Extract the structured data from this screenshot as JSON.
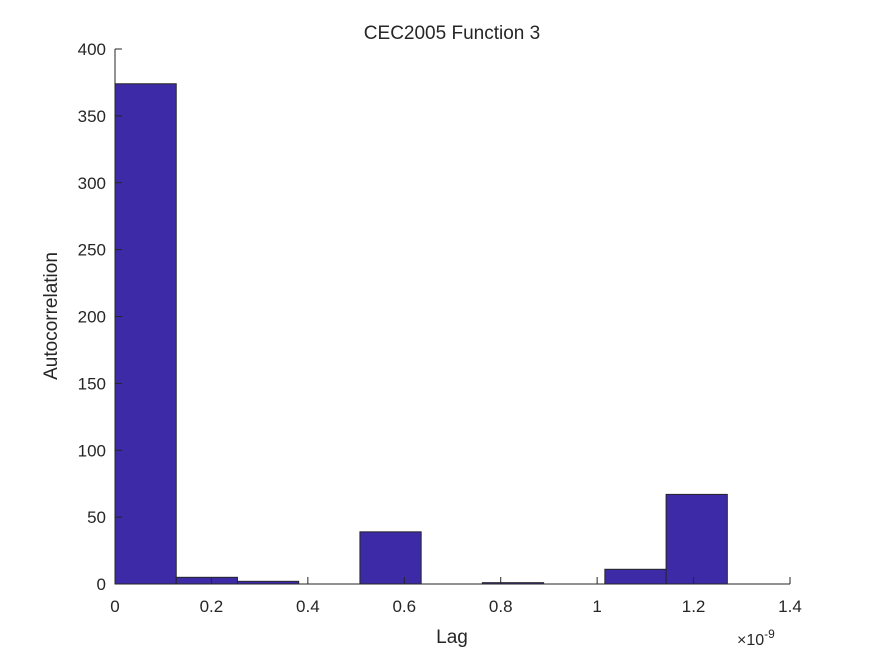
{
  "chart_data": {
    "type": "bar",
    "title": "CEC2005 Function 3",
    "xlabel": "Lag",
    "ylabel": "Autocorrelation",
    "x_exponent_label": "×10",
    "x_exponent_power": "-9",
    "xlim": [
      0,
      1.4
    ],
    "ylim": [
      0,
      400
    ],
    "x_ticks": [
      0,
      0.2,
      0.4,
      0.6,
      0.8,
      1,
      1.2,
      1.4
    ],
    "y_ticks": [
      0,
      50,
      100,
      150,
      200,
      250,
      300,
      350,
      400
    ],
    "bin_edges": [
      0,
      0.127,
      0.254,
      0.381,
      0.508,
      0.635,
      0.762,
      0.889,
      1.016,
      1.143,
      1.27
    ],
    "values": [
      374,
      5,
      2,
      0,
      39,
      0,
      1,
      0,
      11,
      67
    ],
    "bar_color": "#3d2aa6",
    "bar_edge_color": "#262626",
    "grid": false
  }
}
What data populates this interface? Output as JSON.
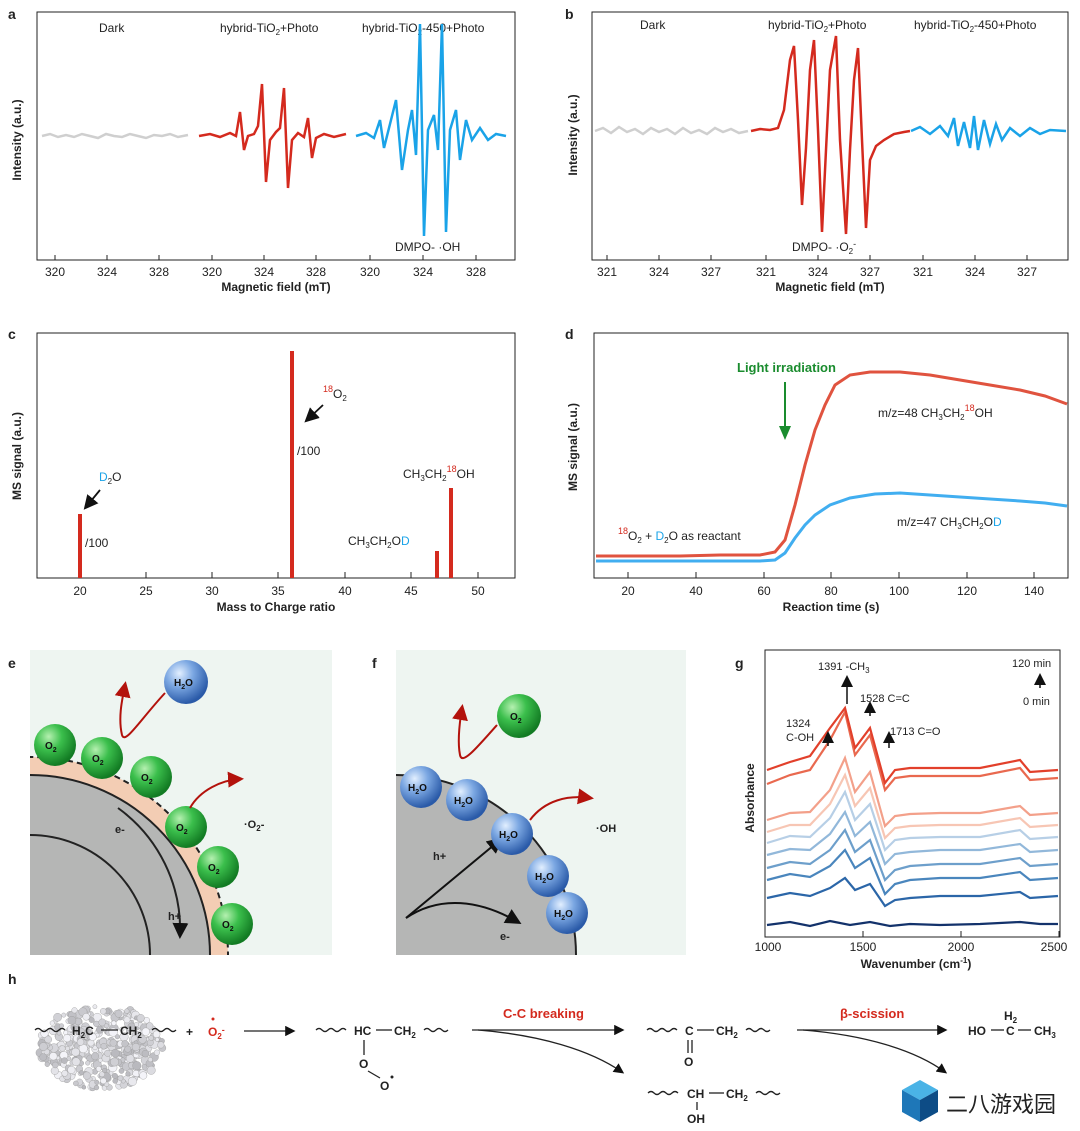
{
  "panel_a": {
    "letter": "a",
    "labels": [
      "Dark",
      "hybrid-TiO",
      "2",
      "+Photo",
      "hybrid-TiO",
      "2",
      "-450+Photo"
    ],
    "ylabel": "Intensity (a.u.)",
    "xlabel": "Magnetic field (mT)",
    "ticks": [
      "320",
      "324",
      "328",
      "320",
      "324",
      "328",
      "320",
      "324",
      "328"
    ],
    "annotation": "DMPO- ·OH"
  },
  "panel_b": {
    "letter": "b",
    "labels": [
      "Dark",
      "hybrid-TiO",
      "2",
      "+Photo",
      "hybrid-TiO",
      "2",
      "-450+Photo"
    ],
    "ylabel": "Intensity (a.u.)",
    "xlabel": "Magnetic field (mT)",
    "ticks": [
      "321",
      "324",
      "327",
      "321",
      "324",
      "327",
      "321",
      "324",
      "327"
    ],
    "annotation": "DMPO- ·O",
    "annotation_sub": "2",
    "annotation_sup": "-"
  },
  "panel_c": {
    "letter": "c",
    "ylabel": "MS signal (a.u.)",
    "xlabel": "Mass to Charge ratio",
    "ticks": [
      "20",
      "25",
      "30",
      "35",
      "40",
      "45",
      "50"
    ],
    "d2o": {
      "d": "D",
      "sub": "2",
      "o": "O",
      "div": "/100"
    },
    "o18": {
      "sup": "18",
      "o": "O",
      "sub": "2",
      "div": "/100"
    },
    "eth18": {
      "a": "CH",
      "b": "3",
      "c": "CH",
      "d": "2",
      "e": "18",
      "f": "OH"
    },
    "ethd": {
      "a": "CH",
      "b": "3",
      "c": "CH",
      "d": "2",
      "e": "O",
      "f": "D"
    }
  },
  "panel_d": {
    "letter": "d",
    "ylabel": "MS signal (a.u.)",
    "xlabel": "Reaction time (s)",
    "ticks": [
      "20",
      "40",
      "60",
      "80",
      "100",
      "120",
      "140"
    ],
    "light": "Light irradiation",
    "line48": {
      "a": "m/z=48 CH",
      "b": "3",
      "c": "CH",
      "d": "2",
      "e": "18",
      "f": "OH"
    },
    "line47": {
      "a": "m/z=47 CH",
      "b": "3",
      "c": "CH",
      "d": "2",
      "e": "O",
      "f": "D"
    },
    "reactant": {
      "a": "18",
      "b": "O",
      "c": "2",
      "d": " + ",
      "e": "D",
      "f": "2",
      "g": "O as reactant"
    }
  },
  "panel_e": {
    "letter": "e",
    "h2o": {
      "a": "H",
      "b": "2",
      "c": "O"
    },
    "o2": {
      "a": "O",
      "b": "2"
    },
    "radical": {
      "a": "·O",
      "b": "2",
      "c": "-"
    },
    "electron": "e-",
    "hole": "h+"
  },
  "panel_f": {
    "letter": "f",
    "h2o": {
      "a": "H",
      "b": "2",
      "c": "O"
    },
    "o2": {
      "a": "O",
      "b": "2"
    },
    "radical": "·OH",
    "electron": "e-",
    "hole": "h+"
  },
  "panel_g": {
    "letter": "g",
    "ylabel": "Absorbance",
    "xlabel": "Wavenumber (cm",
    "xlabel_sup": "-1",
    "xlabel_end": ")",
    "ticks": [
      "1000",
      "1500",
      "2000",
      "2500"
    ],
    "peak1391": {
      "a": "1391 -CH",
      "b": "3"
    },
    "peak1528": "1528 C=C",
    "peak1324a": "1324",
    "peak1324b": "C-OH",
    "peak1713": "1713 C=O",
    "t_end": "120 min",
    "t_start": "0 min"
  },
  "panel_h": {
    "letter": "h",
    "step1": "C-C breaking",
    "step2": "β-scission",
    "plus": "+",
    "radical": {
      "a": "O",
      "b": "2",
      "c": "-"
    },
    "poly": {
      "a": "H",
      "b": "2",
      "c": "C",
      "d": "CH",
      "e": "2"
    },
    "peroxy": {
      "a": "HC",
      "b": "CH",
      "c": "2",
      "o1": "O",
      "o2": "O"
    },
    "ketone": {
      "a": "C",
      "b": "CH",
      "c": "2",
      "o": "O"
    },
    "alcohol": {
      "a": "CH",
      "b": "CH",
      "c": "2",
      "oh": "OH"
    },
    "ethanol": {
      "a": "HO",
      "b": "C",
      "c": "CH",
      "d": "3",
      "h": "H",
      "h2": "2"
    }
  },
  "watermark": "二八游戏园",
  "colors": {
    "red": "#d42a1e",
    "blue": "#1aa3e8",
    "grey": "#cfcfcf",
    "d_red": "#e0533f",
    "d_blue": "#41aef0"
  }
}
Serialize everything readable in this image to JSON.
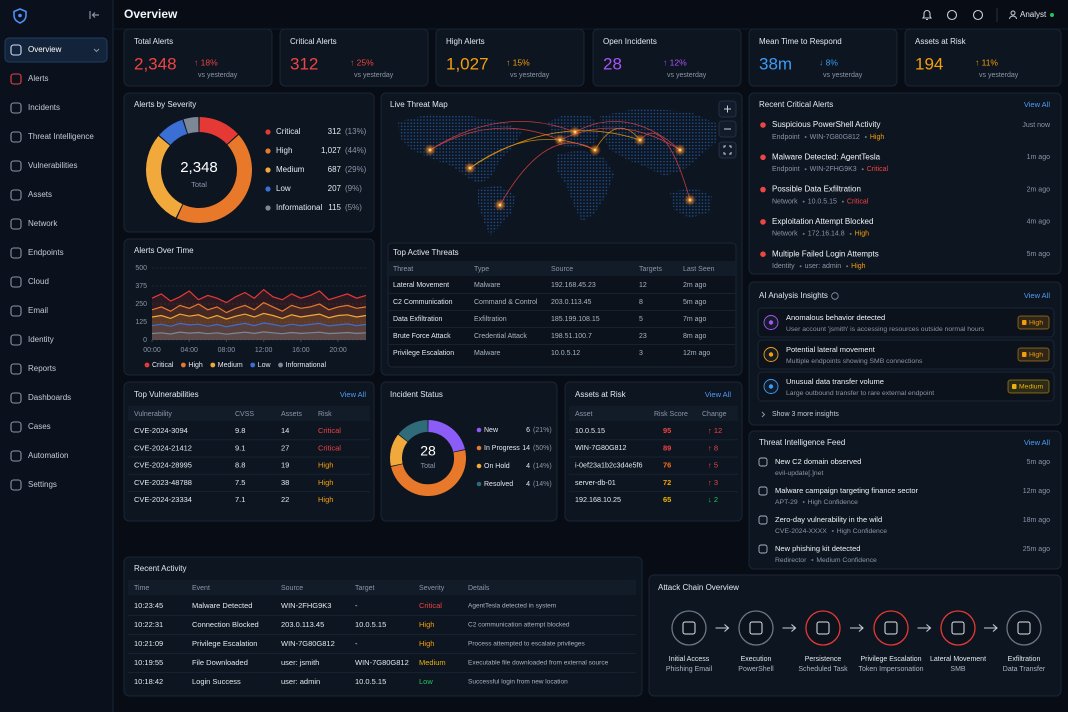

■ What you will do: Using the records above, pull out each line where the word "letter" occurs.

■ Response to this task:
    "letter": "a",
    "letter": "b",
    "letter": "c",
    "letter": "d",
    "letter": "e",
    "letter": "f",
    "letter": "g",
    "letter": "h",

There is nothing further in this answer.